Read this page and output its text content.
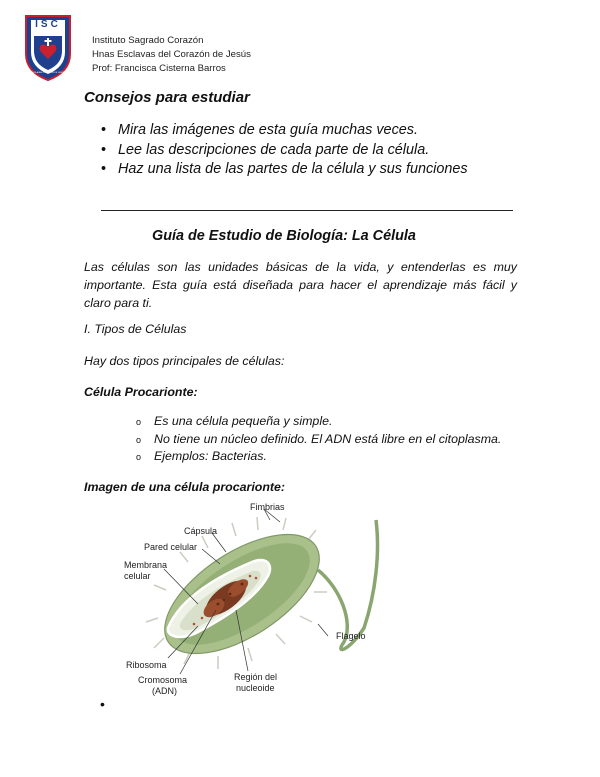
ISC
ESCLAVAS CORAZÓN DE JESÚS
Instituto Sagrado Corazón
Hnas Esclavas del Corazón de Jesús
Prof: Francisca Cisterna Barros
Consejos para estudiar
• Mira las imágenes de esta guía muchas veces.
• Lee las descripciones de cada parte de la célula.
• Haz una lista de las partes de la célula y sus funciones
Guía de Estudio de Biología: La Célula
Las células son las unidades básicas de la vida, y entenderlas es muy importante. Esta guía está diseñada para hacer el aprendizaje más fácil y claro para ti.
I. Tipos de Células
Hay dos tipos principales de células:
Célula Procarionte:
o Es una célula pequeña y simple.
o No tiene un núcleo definido. El ADN está libre en el citoplasma.
o Ejemplos: Bacterias.
Imagen de una célula procarionte:
Fimbrias
Cápsula
Pared celular
Membrana
celular
Flagelo
Ribosoma
Cromosoma
(ADN)
Región del
nucleoide
•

_Try it_
Restate each entry exactly, omitting pictures.

_Written answer_
Read this page and output its text content.
ISC
ESCLAVAS CORAZÓN DE JESÚS
Instituto Sagrado Corazón
Hnas Esclavas del Corazón de Jesús
Prof: Francisca Cisterna Barros
Consejos para estudiar
• Mira las imágenes de esta guía muchas veces.
• Lee las descripciones de cada parte de la célula.
• Haz una lista de las partes de la célula y sus funciones
Guía de Estudio de Biología: La Célula
Las células son las unidades básicas de la vida, y entenderlas es muy importante. Esta guía está diseñada para hacer el aprendizaje más fácil y claro para ti.
I. Tipos de Células
Hay dos tipos principales de células:
Célula Procarionte:
o Es una célula pequeña y simple.
o No tiene un núcleo definido. El ADN está libre en el citoplasma.
o Ejemplos: Bacterias.
Imagen de una célula procarionte:
Fimbrias
Cápsula
Pared celular
Membrana
celular
Flagelo
Ribosoma
Cromosoma
(ADN)
Región del
nucleoide
•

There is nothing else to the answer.